[START OF DATA ENTRIES]

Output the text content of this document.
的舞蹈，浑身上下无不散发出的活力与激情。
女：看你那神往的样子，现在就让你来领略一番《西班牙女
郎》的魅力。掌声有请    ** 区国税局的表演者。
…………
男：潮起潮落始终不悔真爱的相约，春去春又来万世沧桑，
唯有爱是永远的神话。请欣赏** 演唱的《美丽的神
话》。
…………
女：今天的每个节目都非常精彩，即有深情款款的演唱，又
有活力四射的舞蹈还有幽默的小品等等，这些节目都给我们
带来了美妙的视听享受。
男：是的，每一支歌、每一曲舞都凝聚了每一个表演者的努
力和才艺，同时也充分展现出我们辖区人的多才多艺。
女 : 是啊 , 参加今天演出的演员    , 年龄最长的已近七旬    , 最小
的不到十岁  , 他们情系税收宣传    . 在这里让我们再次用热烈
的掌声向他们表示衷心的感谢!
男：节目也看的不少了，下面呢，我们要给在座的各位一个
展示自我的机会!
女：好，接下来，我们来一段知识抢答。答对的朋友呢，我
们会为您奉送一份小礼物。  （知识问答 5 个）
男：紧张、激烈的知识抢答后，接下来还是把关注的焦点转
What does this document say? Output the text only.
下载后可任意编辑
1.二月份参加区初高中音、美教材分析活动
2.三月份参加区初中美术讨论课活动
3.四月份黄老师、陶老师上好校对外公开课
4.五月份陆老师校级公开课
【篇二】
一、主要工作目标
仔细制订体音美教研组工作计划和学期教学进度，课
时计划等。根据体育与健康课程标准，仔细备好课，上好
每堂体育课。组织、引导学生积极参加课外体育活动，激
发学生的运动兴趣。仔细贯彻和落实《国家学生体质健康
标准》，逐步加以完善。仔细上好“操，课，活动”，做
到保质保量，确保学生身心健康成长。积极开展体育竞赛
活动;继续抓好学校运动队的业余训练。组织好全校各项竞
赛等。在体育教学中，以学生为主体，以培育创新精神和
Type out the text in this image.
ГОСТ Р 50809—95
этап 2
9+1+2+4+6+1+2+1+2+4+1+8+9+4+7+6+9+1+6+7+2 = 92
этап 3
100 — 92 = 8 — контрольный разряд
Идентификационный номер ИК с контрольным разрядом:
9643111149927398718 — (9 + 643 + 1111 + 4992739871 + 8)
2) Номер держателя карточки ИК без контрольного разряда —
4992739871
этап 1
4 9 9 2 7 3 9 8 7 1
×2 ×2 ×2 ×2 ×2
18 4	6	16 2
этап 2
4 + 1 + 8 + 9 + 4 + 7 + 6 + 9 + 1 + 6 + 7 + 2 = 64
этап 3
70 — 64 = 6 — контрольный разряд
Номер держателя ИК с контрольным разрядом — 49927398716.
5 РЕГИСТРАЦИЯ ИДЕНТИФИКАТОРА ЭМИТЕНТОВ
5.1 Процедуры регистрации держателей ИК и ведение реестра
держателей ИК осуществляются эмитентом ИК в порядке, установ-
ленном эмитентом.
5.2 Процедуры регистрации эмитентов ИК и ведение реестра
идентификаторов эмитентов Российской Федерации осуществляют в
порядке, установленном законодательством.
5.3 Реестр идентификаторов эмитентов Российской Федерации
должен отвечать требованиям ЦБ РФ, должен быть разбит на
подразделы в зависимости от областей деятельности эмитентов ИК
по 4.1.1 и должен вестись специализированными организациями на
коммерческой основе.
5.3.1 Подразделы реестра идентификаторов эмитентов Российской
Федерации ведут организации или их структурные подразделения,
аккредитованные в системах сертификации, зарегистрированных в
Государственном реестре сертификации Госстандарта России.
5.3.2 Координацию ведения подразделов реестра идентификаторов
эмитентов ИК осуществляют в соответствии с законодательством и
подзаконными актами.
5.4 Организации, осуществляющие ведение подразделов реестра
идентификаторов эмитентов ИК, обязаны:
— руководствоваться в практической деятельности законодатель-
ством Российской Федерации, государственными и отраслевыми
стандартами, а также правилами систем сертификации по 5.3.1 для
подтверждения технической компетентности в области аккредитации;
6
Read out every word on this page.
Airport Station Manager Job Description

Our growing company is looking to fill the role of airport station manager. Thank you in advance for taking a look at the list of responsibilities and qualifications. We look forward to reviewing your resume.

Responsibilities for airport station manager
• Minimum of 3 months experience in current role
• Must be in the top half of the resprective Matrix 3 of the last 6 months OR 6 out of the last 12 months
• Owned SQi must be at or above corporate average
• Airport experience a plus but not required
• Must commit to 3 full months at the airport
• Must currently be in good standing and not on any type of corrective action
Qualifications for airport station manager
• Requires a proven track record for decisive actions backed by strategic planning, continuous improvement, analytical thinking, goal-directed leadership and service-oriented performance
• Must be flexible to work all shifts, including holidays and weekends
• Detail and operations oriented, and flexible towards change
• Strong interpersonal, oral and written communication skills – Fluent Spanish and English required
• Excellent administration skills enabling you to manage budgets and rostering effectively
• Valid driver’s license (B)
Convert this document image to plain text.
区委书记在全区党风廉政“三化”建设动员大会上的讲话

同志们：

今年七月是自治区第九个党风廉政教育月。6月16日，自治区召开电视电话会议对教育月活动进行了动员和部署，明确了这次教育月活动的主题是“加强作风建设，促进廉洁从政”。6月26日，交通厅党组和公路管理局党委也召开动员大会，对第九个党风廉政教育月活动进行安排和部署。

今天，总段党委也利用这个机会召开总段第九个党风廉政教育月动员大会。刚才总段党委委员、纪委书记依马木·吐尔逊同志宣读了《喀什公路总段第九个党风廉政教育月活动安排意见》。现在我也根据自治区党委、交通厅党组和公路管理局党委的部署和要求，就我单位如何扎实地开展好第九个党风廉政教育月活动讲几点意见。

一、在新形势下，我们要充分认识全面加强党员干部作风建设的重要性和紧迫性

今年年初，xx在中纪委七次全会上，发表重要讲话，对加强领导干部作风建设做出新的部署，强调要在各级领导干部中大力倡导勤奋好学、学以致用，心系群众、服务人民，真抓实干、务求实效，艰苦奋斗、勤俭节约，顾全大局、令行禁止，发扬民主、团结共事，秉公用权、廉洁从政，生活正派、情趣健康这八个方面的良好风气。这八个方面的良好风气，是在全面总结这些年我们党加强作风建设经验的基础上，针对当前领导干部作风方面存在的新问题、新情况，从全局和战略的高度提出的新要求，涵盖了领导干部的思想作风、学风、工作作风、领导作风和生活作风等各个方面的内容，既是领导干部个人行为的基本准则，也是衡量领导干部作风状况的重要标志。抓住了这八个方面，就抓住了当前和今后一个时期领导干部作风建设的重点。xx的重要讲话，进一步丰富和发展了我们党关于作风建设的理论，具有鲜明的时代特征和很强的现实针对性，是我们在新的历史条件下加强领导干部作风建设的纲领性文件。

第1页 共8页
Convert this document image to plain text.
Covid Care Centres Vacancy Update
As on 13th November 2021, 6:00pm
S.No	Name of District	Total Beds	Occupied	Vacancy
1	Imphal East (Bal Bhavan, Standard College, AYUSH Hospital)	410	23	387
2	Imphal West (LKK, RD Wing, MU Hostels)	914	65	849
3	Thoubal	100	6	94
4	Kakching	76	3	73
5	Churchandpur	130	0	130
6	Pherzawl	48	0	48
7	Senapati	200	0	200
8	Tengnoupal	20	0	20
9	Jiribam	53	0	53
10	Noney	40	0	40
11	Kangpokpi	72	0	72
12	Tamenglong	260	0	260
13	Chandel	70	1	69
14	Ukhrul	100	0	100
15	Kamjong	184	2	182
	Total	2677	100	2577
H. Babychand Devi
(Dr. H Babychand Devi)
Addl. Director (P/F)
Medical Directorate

[END OF DATA ENTRIES]

DIRECTIVE => Repeat every record exactly as written, please.

COMPLETE RESPONSE =>
Output the text content of this document.
的舞蹈，浑身上下无不散发出的活力与激情。
女：看你那神往的样子，现在就让你来领略一番《西班牙女
郎》的魅力。掌声有请    ** 区国税局的表演者。
…………
男：潮起潮落始终不悔真爱的相约，春去春又来万世沧桑，
唯有爱是永远的神话。请欣赏** 演唱的《美丽的神
话》。
…………
女：今天的每个节目都非常精彩，即有深情款款的演唱，又
有活力四射的舞蹈还有幽默的小品等等，这些节目都给我们
带来了美妙的视听享受。
男：是的，每一支歌、每一曲舞都凝聚了每一个表演者的努
力和才艺，同时也充分展现出我们辖区人的多才多艺。
女 : 是啊 , 参加今天演出的演员    , 年龄最长的已近七旬    , 最小
的不到十岁  , 他们情系税收宣传    . 在这里让我们再次用热烈
的掌声向他们表示衷心的感谢!
男：节目也看的不少了，下面呢，我们要给在座的各位一个
展示自我的机会!
女：好，接下来，我们来一段知识抢答。答对的朋友呢，我
们会为您奉送一份小礼物。  （知识问答 5 个）
男：紧张、激烈的知识抢答后，接下来还是把关注的焦点转
What does this document say? Output the text only.
下载后可任意编辑
1.二月份参加区初高中音、美教材分析活动
2.三月份参加区初中美术讨论课活动
3.四月份黄老师、陶老师上好校对外公开课
4.五月份陆老师校级公开课
【篇二】
一、主要工作目标
仔细制订体音美教研组工作计划和学期教学进度，课
时计划等。根据体育与健康课程标准，仔细备好课，上好
每堂体育课。组织、引导学生积极参加课外体育活动，激
发学生的运动兴趣。仔细贯彻和落实《国家学生体质健康
标准》，逐步加以完善。仔细上好“操，课，活动”，做
到保质保量，确保学生身心健康成长。积极开展体育竞赛
活动;继续抓好学校运动队的业余训练。组织好全校各项竞
赛等。在体育教学中，以学生为主体，以培育创新精神和
Type out the text in this image.
ГОСТ Р 50809—95
этап 2
9+1+2+4+6+1+2+1+2+4+1+8+9+4+7+6+9+1+6+7+2 = 92
этап 3
100 — 92 = 8 — контрольный разряд
Идентификационный номер ИК с контрольным разрядом:
9643111149927398718 — (9 + 643 + 1111 + 4992739871 + 8)
2) Номер держателя карточки ИК без контрольного разряда —
4992739871
этап 1
4 9 9 2 7 3 9 8 7 1
×2 ×2 ×2 ×2 ×2
18 4	6	16 2
этап 2
4 + 1 + 8 + 9 + 4 + 7 + 6 + 9 + 1 + 6 + 7 + 2 = 64
этап 3
70 — 64 = 6 — контрольный разряд
Номер держателя ИК с контрольным разрядом — 49927398716.
5 РЕГИСТРАЦИЯ ИДЕНТИФИКАТОРА ЭМИТЕНТОВ
5.1 Процедуры регистрации держателей ИК и ведение реестра
держателей ИК осуществляются эмитентом ИК в порядке, установ-
ленном эмитентом.
5.2 Процедуры регистрации эмитентов ИК и ведение реестра
идентификаторов эмитентов Российской Федерации осуществляют в
порядке, установленном законодательством.
5.3 Реестр идентификаторов эмитентов Российской Федерации
должен отвечать требованиям ЦБ РФ, должен быть разбит на
подразделы в зависимости от областей деятельности эмитентов ИК
по 4.1.1 и должен вестись специализированными организациями на
коммерческой основе.
5.3.1 Подразделы реестра идентификаторов эмитентов Российской
Федерации ведут организации или их структурные подразделения,
аккредитованные в системах сертификации, зарегистрированных в
Государственном реестре сертификации Госстандарта России.
5.3.2 Координацию ведения подразделов реестра идентификаторов
эмитентов ИК осуществляют в соответствии с законодательством и
подзаконными актами.
5.4 Организации, осуществляющие ведение подразделов реестра
идентификаторов эмитентов ИК, обязаны:
— руководствоваться в практической деятельности законодатель-
ством Российской Федерации, государственными и отраслевыми
стандартами, а также правилами систем сертификации по 5.3.1 для
подтверждения технической компетентности в области аккредитации;
6
Read out every word on this page.
Airport Station Manager Job Description

Our growing company is looking to fill the role of airport station manager. Thank you in advance for taking a look at the list of responsibilities and qualifications. We look forward to reviewing your resume.

Responsibilities for airport station manager
• Minimum of 3 months experience in current role
• Must be in the top half of the resprective Matrix 3 of the last 6 months OR 6 out of the last 12 months
• Owned SQi must be at or above corporate average
• Airport experience a plus but not required
• Must commit to 3 full months at the airport
• Must currently be in good standing and not on any type of corrective action
Qualifications for airport station manager
• Requires a proven track record for decisive actions backed by strategic planning, continuous improvement, analytical thinking, goal-directed leadership and service-oriented performance
• Must be flexible to work all shifts, including holidays and weekends
• Detail and operations oriented, and flexible towards change
• Strong interpersonal, oral and written communication skills – Fluent Spanish and English required
• Excellent administration skills enabling you to manage budgets and rostering effectively
• Valid driver’s license (B)
Convert this document image to plain text.
区委书记在全区党风廉政“三化”建设动员大会上的讲话

同志们：

今年七月是自治区第九个党风廉政教育月。6月16日，自治区召开电视电话会议对教育月活动进行了动员和部署，明确了这次教育月活动的主题是“加强作风建设，促进廉洁从政”。6月26日，交通厅党组和公路管理局党委也召开动员大会，对第九个党风廉政教育月活动进行安排和部署。

今天，总段党委也利用这个机会召开总段第九个党风廉政教育月动员大会。刚才总段党委委员、纪委书记依马木·吐尔逊同志宣读了《喀什公路总段第九个党风廉政教育月活动安排意见》。现在我也根据自治区党委、交通厅党组和公路管理局党委的部署和要求，就我单位如何扎实地开展好第九个党风廉政教育月活动讲几点意见。

一、在新形势下，我们要充分认识全面加强党员干部作风建设的重要性和紧迫性

今年年初，xx在中纪委七次全会上，发表重要讲话，对加强领导干部作风建设做出新的部署，强调要在各级领导干部中大力倡导勤奋好学、学以致用，心系群众、服务人民，真抓实干、务求实效，艰苦奋斗、勤俭节约，顾全大局、令行禁止，发扬民主、团结共事，秉公用权、廉洁从政，生活正派、情趣健康这八个方面的良好风气。这八个方面的良好风气，是在全面总结这些年我们党加强作风建设经验的基础上，针对当前领导干部作风方面存在的新问题、新情况，从全局和战略的高度提出的新要求，涵盖了领导干部的思想作风、学风、工作作风、领导作风和生活作风等各个方面的内容，既是领导干部个人行为的基本准则，也是衡量领导干部作风状况的重要标志。抓住了这八个方面，就抓住了当前和今后一个时期领导干部作风建设的重点。xx的重要讲话，进一步丰富和发展了我们党关于作风建设的理论，具有鲜明的时代特征和很强的现实针对性，是我们在新的历史条件下加强领导干部作风建设的纲领性文件。

第1页 共8页
Convert this document image to plain text.
Covid Care Centres Vacancy Update
As on 13th November 2021, 6:00pm
S.No	Name of District	Total Beds	Occupied	Vacancy
1	Imphal East (Bal Bhavan, Standard College, AYUSH Hospital)	410	23	387
2	Imphal West (LKK, RD Wing, MU Hostels)	914	65	849
3	Thoubal	100	6	94
4	Kakching	76	3	73
5	Churchandpur	130	0	130
6	Pherzawl	48	0	48
7	Senapati	200	0	200
8	Tengnoupal	20	0	20
9	Jiribam	53	0	53
10	Noney	40	0	40
11	Kangpokpi	72	0	72
12	Tamenglong	260	0	260
13	Chandel	70	1	69
14	Ukhrul	100	0	100
15	Kamjong	184	2	182
	Total	2677	100	2577
H. Babychand Devi
(Dr. H Babychand Devi)
Addl. Director (P/F)
Medical Directorate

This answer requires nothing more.